_Information shown:_

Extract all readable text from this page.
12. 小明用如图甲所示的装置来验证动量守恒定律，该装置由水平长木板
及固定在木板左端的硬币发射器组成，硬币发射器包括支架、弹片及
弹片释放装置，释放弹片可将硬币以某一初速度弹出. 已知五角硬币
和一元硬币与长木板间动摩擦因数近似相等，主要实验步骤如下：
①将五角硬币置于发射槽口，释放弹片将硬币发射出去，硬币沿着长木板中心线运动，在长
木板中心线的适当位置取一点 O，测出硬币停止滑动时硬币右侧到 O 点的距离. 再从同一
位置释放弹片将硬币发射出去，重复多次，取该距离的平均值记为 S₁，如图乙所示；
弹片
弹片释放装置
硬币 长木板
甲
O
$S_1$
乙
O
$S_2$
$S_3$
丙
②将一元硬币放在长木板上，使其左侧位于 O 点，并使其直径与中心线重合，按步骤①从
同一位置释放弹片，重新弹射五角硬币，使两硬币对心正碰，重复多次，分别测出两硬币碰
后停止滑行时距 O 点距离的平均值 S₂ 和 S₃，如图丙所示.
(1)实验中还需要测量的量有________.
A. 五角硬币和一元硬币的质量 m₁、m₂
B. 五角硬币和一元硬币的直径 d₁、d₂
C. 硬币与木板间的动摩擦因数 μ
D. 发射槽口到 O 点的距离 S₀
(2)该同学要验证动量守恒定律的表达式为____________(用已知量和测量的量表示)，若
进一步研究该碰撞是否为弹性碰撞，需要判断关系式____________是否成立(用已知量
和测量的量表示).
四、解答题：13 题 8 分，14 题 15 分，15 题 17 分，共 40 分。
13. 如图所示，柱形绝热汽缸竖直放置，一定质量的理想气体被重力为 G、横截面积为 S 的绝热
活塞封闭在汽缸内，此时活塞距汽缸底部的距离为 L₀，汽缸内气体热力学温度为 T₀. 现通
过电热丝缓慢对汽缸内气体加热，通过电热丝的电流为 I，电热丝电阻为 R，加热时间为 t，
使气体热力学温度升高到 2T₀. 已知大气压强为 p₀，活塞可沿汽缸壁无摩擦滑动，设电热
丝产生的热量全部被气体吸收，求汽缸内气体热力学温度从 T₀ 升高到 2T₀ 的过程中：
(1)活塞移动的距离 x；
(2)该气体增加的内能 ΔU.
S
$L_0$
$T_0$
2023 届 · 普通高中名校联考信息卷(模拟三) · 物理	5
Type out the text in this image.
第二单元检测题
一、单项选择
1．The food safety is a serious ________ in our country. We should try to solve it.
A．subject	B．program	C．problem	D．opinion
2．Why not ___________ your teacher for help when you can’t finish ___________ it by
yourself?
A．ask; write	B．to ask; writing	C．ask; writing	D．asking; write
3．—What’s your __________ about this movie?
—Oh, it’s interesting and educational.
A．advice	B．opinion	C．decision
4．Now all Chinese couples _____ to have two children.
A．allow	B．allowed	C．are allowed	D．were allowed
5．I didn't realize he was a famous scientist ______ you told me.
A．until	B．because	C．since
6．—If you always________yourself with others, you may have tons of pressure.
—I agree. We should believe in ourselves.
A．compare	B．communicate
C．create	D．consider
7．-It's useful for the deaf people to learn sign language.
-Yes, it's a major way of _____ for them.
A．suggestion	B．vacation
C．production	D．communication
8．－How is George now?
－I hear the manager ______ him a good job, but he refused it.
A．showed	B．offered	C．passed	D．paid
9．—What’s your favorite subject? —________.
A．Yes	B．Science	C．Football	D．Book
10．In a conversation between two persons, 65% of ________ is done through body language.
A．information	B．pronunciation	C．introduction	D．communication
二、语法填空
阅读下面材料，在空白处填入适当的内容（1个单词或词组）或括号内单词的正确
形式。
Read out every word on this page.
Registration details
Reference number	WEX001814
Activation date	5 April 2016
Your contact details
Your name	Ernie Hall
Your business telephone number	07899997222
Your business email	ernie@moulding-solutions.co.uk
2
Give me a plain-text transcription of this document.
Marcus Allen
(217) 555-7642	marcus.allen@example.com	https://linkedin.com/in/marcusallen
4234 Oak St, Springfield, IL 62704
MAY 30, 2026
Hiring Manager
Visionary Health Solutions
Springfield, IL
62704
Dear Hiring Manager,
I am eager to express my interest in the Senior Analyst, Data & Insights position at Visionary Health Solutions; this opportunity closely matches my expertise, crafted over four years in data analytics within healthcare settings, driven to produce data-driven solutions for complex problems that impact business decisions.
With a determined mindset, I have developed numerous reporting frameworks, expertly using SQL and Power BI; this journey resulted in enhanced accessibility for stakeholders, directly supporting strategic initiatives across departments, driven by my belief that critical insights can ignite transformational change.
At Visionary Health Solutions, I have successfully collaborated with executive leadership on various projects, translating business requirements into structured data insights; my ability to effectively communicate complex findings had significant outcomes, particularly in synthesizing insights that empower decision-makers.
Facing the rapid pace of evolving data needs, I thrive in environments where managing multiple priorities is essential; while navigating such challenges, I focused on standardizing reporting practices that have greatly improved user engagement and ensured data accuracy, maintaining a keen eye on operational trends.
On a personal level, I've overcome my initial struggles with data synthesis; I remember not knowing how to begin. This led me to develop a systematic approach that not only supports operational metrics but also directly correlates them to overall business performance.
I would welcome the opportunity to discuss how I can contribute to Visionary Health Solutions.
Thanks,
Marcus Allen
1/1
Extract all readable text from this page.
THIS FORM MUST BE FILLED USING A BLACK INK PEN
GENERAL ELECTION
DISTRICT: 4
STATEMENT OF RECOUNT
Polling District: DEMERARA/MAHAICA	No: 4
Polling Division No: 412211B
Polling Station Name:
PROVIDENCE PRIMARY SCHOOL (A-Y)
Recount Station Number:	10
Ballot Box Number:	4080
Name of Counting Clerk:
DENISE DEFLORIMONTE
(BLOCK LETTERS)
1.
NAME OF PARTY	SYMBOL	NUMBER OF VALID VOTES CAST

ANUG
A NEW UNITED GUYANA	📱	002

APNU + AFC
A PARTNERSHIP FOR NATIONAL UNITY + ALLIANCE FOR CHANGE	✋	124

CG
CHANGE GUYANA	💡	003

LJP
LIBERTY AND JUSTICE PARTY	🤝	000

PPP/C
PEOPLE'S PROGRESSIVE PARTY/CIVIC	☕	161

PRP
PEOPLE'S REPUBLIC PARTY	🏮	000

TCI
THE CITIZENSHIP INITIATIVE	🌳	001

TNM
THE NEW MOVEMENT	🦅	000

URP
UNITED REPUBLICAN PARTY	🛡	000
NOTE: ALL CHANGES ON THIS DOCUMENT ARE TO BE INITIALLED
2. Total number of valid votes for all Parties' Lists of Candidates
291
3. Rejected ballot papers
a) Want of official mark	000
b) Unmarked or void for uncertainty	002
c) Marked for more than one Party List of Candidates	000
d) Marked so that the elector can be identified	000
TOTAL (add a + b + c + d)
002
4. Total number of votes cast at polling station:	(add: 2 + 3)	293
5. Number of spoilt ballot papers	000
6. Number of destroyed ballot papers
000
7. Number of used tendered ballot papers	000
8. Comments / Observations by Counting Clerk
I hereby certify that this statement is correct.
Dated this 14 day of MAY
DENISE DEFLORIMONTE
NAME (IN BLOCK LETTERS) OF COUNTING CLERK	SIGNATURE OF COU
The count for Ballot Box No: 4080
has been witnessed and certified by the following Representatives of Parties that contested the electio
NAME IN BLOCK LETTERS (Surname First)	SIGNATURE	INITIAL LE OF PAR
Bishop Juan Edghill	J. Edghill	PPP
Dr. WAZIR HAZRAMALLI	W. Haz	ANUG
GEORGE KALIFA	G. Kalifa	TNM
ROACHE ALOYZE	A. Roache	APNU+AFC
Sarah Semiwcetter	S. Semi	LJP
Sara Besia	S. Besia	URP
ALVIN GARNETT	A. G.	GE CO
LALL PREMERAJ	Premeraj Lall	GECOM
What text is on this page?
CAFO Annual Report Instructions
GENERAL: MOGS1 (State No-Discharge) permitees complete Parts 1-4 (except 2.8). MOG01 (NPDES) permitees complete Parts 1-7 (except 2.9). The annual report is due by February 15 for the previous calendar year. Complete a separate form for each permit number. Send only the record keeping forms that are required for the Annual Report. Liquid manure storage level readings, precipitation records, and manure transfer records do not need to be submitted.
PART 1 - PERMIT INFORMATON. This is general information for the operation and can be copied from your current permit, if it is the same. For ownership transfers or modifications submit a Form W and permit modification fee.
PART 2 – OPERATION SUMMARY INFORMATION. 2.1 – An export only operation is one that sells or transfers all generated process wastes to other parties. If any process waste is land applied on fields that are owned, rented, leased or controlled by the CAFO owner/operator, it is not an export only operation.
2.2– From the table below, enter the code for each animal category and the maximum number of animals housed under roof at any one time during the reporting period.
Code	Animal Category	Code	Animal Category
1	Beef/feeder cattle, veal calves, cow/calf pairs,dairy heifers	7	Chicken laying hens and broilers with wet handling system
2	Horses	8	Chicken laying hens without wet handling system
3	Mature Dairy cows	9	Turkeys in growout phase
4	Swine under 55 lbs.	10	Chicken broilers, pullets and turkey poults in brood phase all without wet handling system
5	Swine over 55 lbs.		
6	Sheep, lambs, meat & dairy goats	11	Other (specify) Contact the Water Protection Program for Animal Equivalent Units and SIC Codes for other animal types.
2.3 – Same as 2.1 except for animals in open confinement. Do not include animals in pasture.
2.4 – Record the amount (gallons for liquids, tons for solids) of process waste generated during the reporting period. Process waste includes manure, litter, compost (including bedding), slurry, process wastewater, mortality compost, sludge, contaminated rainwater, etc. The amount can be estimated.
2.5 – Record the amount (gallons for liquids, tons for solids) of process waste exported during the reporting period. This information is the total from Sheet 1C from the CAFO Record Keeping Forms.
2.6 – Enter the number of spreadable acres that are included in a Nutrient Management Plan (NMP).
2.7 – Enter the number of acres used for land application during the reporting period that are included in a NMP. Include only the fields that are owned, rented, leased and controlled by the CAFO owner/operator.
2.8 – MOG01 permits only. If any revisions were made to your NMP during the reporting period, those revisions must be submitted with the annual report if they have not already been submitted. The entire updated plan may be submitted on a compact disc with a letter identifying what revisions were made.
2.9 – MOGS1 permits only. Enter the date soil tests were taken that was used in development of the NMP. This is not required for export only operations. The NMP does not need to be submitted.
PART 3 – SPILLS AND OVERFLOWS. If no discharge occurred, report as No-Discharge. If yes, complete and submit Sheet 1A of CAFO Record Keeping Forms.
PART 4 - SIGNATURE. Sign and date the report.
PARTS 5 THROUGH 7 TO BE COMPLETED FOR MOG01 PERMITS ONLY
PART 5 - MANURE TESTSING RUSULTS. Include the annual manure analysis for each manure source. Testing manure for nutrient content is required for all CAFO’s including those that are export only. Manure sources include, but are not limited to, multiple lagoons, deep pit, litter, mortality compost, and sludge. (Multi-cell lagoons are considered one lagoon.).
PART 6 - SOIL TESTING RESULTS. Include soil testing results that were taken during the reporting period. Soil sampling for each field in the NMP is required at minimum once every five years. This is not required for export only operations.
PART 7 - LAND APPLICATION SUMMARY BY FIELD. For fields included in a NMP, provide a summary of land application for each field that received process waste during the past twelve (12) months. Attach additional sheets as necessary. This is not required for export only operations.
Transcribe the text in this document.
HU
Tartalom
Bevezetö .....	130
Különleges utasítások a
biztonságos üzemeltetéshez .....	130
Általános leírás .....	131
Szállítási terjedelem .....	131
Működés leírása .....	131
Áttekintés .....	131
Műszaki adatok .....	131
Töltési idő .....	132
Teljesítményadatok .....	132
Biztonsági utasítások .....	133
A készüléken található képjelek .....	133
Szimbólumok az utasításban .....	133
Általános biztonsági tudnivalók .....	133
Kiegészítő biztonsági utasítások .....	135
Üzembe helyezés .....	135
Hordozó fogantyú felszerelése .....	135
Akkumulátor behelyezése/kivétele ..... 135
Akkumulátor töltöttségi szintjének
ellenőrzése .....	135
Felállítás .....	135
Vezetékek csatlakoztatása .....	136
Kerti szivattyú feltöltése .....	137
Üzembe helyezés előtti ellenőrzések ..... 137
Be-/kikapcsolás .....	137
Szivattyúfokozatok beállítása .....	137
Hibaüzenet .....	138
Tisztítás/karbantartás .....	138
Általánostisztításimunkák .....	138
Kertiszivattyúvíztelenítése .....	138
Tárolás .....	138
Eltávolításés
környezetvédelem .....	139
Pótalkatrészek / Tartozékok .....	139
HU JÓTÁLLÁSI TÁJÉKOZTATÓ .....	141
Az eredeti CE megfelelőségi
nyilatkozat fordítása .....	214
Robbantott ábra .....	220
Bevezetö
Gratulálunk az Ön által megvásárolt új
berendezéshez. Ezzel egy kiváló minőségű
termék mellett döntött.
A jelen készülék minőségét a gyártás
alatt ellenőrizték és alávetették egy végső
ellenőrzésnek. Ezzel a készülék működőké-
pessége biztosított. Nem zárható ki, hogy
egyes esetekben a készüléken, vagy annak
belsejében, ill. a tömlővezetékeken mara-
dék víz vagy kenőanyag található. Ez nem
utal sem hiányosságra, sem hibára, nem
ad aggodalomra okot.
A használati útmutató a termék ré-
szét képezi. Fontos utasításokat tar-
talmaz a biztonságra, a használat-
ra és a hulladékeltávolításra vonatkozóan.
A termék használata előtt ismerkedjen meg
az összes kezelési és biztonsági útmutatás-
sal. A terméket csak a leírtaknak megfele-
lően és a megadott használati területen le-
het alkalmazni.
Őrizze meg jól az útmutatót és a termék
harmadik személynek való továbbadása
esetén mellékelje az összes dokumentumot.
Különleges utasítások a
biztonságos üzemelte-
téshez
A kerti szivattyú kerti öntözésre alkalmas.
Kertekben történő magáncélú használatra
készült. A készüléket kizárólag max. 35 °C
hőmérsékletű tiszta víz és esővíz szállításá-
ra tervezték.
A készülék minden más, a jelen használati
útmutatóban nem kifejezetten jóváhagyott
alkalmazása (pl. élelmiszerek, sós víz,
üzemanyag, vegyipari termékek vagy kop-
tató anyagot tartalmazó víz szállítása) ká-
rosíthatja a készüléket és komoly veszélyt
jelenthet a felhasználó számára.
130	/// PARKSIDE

_Short task:_ Copy each line of the listing in which the word "owned" can be found.

_Solution for this problem:_
PART 2 – OPERATION SUMMARY INFORMATION. 2.1 – An export only operation is one that sells or transfers all generated process wastes to other parties. If any process waste is land applied on fields that are owned, rented, leased or controlled by the CAFO owner/operator, it is not an export only operation.
2.7 – Enter the number of acres used for land application during the reporting period that are included in a NMP. Include only the fields that are owned, rented, leased and controlled by the CAFO owner/operator.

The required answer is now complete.